» **To be done**:
An exact copy of every record is needed.

» **Data for this exercise**:
--------------------------------------------------

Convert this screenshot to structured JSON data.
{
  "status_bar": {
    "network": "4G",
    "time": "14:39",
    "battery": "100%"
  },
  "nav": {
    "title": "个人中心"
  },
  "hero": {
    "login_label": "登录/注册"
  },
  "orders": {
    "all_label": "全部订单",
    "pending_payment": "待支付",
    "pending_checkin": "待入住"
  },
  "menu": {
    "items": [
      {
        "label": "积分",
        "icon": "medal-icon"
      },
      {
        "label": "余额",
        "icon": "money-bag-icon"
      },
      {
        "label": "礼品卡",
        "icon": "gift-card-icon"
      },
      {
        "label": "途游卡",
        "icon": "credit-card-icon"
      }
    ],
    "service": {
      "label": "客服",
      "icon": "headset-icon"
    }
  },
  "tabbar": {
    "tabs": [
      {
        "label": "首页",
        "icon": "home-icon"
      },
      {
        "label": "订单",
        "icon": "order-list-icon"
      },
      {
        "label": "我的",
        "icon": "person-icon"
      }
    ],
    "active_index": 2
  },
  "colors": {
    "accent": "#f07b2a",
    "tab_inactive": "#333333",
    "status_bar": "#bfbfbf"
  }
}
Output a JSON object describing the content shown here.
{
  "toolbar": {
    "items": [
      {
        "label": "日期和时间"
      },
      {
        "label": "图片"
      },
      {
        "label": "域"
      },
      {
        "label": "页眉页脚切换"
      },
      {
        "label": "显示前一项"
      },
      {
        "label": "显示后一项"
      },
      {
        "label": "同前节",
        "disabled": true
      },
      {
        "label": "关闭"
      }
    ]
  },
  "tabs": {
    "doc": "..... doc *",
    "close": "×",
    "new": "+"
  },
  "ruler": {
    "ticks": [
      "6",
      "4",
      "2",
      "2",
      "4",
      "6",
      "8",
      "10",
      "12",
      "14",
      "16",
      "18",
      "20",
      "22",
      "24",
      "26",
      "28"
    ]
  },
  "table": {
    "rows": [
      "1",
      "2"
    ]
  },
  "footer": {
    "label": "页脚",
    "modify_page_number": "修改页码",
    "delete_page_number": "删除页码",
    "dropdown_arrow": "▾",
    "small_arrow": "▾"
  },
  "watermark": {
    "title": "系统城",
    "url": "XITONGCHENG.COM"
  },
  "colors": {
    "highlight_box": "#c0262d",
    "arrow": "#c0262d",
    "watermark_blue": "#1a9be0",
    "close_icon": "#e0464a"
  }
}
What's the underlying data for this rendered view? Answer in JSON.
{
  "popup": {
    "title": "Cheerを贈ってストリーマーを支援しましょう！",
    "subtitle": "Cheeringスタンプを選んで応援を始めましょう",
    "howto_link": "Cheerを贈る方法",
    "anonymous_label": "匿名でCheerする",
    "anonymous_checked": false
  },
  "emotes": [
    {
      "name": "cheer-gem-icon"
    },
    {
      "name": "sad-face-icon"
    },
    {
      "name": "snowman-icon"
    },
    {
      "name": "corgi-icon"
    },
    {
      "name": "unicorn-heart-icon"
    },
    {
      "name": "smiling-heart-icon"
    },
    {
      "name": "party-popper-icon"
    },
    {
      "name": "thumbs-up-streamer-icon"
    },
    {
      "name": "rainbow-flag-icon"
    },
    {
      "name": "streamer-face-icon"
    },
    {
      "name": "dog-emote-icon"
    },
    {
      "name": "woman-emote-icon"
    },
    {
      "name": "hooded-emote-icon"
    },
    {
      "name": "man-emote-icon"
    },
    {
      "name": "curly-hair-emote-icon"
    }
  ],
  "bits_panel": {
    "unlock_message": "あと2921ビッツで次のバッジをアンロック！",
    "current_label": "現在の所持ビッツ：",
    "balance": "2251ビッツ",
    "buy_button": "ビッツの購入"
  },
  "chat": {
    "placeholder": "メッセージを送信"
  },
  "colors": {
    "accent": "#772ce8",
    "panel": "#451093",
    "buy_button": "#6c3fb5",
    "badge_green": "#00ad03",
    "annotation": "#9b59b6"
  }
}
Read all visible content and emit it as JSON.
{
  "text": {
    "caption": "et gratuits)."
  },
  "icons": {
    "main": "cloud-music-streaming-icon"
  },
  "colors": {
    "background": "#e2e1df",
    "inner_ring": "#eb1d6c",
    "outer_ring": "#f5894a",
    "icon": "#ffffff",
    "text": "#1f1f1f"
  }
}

--------------------------------------------------

» **Finished answer**:
Convert this screenshot to structured JSON data.
{
  "status_bar": {
    "network": "4G",
    "time": "14:39",
    "battery": "100%"
  },
  "nav": {
    "title": "个人中心"
  },
  "hero": {
    "login_label": "登录/注册"
  },
  "orders": {
    "all_label": "全部订单",
    "pending_payment": "待支付",
    "pending_checkin": "待入住"
  },
  "menu": {
    "items": [
      {
        "label": "积分",
        "icon": "medal-icon"
      },
      {
        "label": "余额",
        "icon": "money-bag-icon"
      },
      {
        "label": "礼品卡",
        "icon": "gift-card-icon"
      },
      {
        "label": "途游卡",
        "icon": "credit-card-icon"
      }
    ],
    "service": {
      "label": "客服",
      "icon": "headset-icon"
    }
  },
  "tabbar": {
    "tabs": [
      {
        "label": "首页",
        "icon": "home-icon"
      },
      {
        "label": "订单",
        "icon": "order-list-icon"
      },
      {
        "label": "我的",
        "icon": "person-icon"
      }
    ],
    "active_index": 2
  },
  "colors": {
    "accent": "#f07b2a",
    "tab_inactive": "#333333",
    "status_bar": "#bfbfbf"
  }
}
Output a JSON object describing the content shown here.
{
  "toolbar": {
    "items": [
      {
        "label": "日期和时间"
      },
      {
        "label": "图片"
      },
      {
        "label": "域"
      },
      {
        "label": "页眉页脚切换"
      },
      {
        "label": "显示前一项"
      },
      {
        "label": "显示后一项"
      },
      {
        "label": "同前节",
        "disabled": true
      },
      {
        "label": "关闭"
      }
    ]
  },
  "tabs": {
    "doc": "..... doc *",
    "close": "×",
    "new": "+"
  },
  "ruler": {
    "ticks": [
      "6",
      "4",
      "2",
      "2",
      "4",
      "6",
      "8",
      "10",
      "12",
      "14",
      "16",
      "18",
      "20",
      "22",
      "24",
      "26",
      "28"
    ]
  },
  "table": {
    "rows": [
      "1",
      "2"
    ]
  },
  "footer": {
    "label": "页脚",
    "modify_page_number": "修改页码",
    "delete_page_number": "删除页码",
    "dropdown_arrow": "▾",
    "small_arrow": "▾"
  },
  "watermark": {
    "title": "系统城",
    "url": "XITONGCHENG.COM"
  },
  "colors": {
    "highlight_box": "#c0262d",
    "arrow": "#c0262d",
    "watermark_blue": "#1a9be0",
    "close_icon": "#e0464a"
  }
}
What's the underlying data for this rendered view? Answer in JSON.
{
  "popup": {
    "title": "Cheerを贈ってストリーマーを支援しましょう！",
    "subtitle": "Cheeringスタンプを選んで応援を始めましょう",
    "howto_link": "Cheerを贈る方法",
    "anonymous_label": "匿名でCheerする",
    "anonymous_checked": false
  },
  "emotes": [
    {
      "name": "cheer-gem-icon"
    },
    {
      "name": "sad-face-icon"
    },
    {
      "name": "snowman-icon"
    },
    {
      "name": "corgi-icon"
    },
    {
      "name": "unicorn-heart-icon"
    },
    {
      "name": "smiling-heart-icon"
    },
    {
      "name": "party-popper-icon"
    },
    {
      "name": "thumbs-up-streamer-icon"
    },
    {
      "name": "rainbow-flag-icon"
    },
    {
      "name": "streamer-face-icon"
    },
    {
      "name": "dog-emote-icon"
    },
    {
      "name": "woman-emote-icon"
    },
    {
      "name": "hooded-emote-icon"
    },
    {
      "name": "man-emote-icon"
    },
    {
      "name": "curly-hair-emote-icon"
    }
  ],
  "bits_panel": {
    "unlock_message": "あと2921ビッツで次のバッジをアンロック！",
    "current_label": "現在の所持ビッツ：",
    "balance": "2251ビッツ",
    "buy_button": "ビッツの購入"
  },
  "chat": {
    "placeholder": "メッセージを送信"
  },
  "colors": {
    "accent": "#772ce8",
    "panel": "#451093",
    "buy_button": "#6c3fb5",
    "badge_green": "#00ad03",
    "annotation": "#9b59b6"
  }
}
Read all visible content and emit it as JSON.
{
  "text": {
    "caption": "et gratuits)."
  },
  "icons": {
    "main": "cloud-music-streaming-icon"
  },
  "colors": {
    "background": "#e2e1df",
    "inner_ring": "#eb1d6c",
    "outer_ring": "#f5894a",
    "icon": "#ffffff",
    "text": "#1f1f1f"
  }
}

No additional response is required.